[BEGIN Provided data]
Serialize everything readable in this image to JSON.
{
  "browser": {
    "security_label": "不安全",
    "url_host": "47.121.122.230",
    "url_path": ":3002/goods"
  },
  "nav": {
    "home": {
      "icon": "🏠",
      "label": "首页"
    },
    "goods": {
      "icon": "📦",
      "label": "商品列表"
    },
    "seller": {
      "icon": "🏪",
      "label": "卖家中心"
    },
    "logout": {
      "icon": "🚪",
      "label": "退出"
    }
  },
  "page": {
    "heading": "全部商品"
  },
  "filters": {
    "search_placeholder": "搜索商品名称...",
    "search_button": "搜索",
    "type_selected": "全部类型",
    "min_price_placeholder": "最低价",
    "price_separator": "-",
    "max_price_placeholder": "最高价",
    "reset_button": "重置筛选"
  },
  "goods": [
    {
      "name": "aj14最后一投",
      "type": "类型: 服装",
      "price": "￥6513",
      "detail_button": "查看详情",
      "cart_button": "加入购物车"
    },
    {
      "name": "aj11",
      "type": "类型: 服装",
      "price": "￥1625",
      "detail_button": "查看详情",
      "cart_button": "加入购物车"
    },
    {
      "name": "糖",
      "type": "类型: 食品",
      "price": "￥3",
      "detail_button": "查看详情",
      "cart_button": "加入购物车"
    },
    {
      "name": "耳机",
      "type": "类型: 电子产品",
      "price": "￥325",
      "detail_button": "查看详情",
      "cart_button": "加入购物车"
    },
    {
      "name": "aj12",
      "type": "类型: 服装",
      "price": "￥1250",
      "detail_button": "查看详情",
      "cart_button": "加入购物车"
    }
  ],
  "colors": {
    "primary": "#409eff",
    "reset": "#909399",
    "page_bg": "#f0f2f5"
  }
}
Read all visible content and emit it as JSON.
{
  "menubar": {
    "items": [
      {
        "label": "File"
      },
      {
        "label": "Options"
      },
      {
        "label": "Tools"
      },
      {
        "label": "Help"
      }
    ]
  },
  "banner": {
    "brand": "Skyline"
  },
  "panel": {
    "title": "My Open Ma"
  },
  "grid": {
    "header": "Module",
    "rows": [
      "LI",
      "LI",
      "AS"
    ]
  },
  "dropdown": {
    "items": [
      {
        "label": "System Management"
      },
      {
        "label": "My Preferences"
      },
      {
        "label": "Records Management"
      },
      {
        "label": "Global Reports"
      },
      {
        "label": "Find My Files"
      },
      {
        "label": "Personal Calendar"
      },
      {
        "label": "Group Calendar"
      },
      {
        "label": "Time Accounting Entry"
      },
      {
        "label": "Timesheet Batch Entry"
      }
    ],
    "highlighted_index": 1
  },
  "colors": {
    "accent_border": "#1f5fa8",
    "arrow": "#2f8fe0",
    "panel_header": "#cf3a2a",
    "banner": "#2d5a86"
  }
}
[END Provided data]
[Stated problem] Return the material exactly as it stands.

[Full response]
Serialize everything readable in this image to JSON.
{
  "browser": {
    "security_label": "不安全",
    "url_host": "47.121.122.230",
    "url_path": ":3002/goods"
  },
  "nav": {
    "home": {
      "icon": "🏠",
      "label": "首页"
    },
    "goods": {
      "icon": "📦",
      "label": "商品列表"
    },
    "seller": {
      "icon": "🏪",
      "label": "卖家中心"
    },
    "logout": {
      "icon": "🚪",
      "label": "退出"
    }
  },
  "page": {
    "heading": "全部商品"
  },
  "filters": {
    "search_placeholder": "搜索商品名称...",
    "search_button": "搜索",
    "type_selected": "全部类型",
    "min_price_placeholder": "最低价",
    "price_separator": "-",
    "max_price_placeholder": "最高价",
    "reset_button": "重置筛选"
  },
  "goods": [
    {
      "name": "aj14最后一投",
      "type": "类型: 服装",
      "price": "￥6513",
      "detail_button": "查看详情",
      "cart_button": "加入购物车"
    },
    {
      "name": "aj11",
      "type": "类型: 服装",
      "price": "￥1625",
      "detail_button": "查看详情",
      "cart_button": "加入购物车"
    },
    {
      "name": "糖",
      "type": "类型: 食品",
      "price": "￥3",
      "detail_button": "查看详情",
      "cart_button": "加入购物车"
    },
    {
      "name": "耳机",
      "type": "类型: 电子产品",
      "price": "￥325",
      "detail_button": "查看详情",
      "cart_button": "加入购物车"
    },
    {
      "name": "aj12",
      "type": "类型: 服装",
      "price": "￥1250",
      "detail_button": "查看详情",
      "cart_button": "加入购物车"
    }
  ],
  "colors": {
    "primary": "#409eff",
    "reset": "#909399",
    "page_bg": "#f0f2f5"
  }
}
Read all visible content and emit it as JSON.
{
  "menubar": {
    "items": [
      {
        "label": "File"
      },
      {
        "label": "Options"
      },
      {
        "label": "Tools"
      },
      {
        "label": "Help"
      }
    ]
  },
  "banner": {
    "brand": "Skyline"
  },
  "panel": {
    "title": "My Open Ma"
  },
  "grid": {
    "header": "Module",
    "rows": [
      "LI",
      "LI",
      "AS"
    ]
  },
  "dropdown": {
    "items": [
      {
        "label": "System Management"
      },
      {
        "label": "My Preferences"
      },
      {
        "label": "Records Management"
      },
      {
        "label": "Global Reports"
      },
      {
        "label": "Find My Files"
      },
      {
        "label": "Personal Calendar"
      },
      {
        "label": "Group Calendar"
      },
      {
        "label": "Time Accounting Entry"
      },
      {
        "label": "Timesheet Batch Entry"
      }
    ],
    "highlighted_index": 1
  },
  "colors": {
    "accent_border": "#1f5fa8",
    "arrow": "#2f8fe0",
    "panel_header": "#cf3a2a",
    "banner": "#2d5a86"
  }
}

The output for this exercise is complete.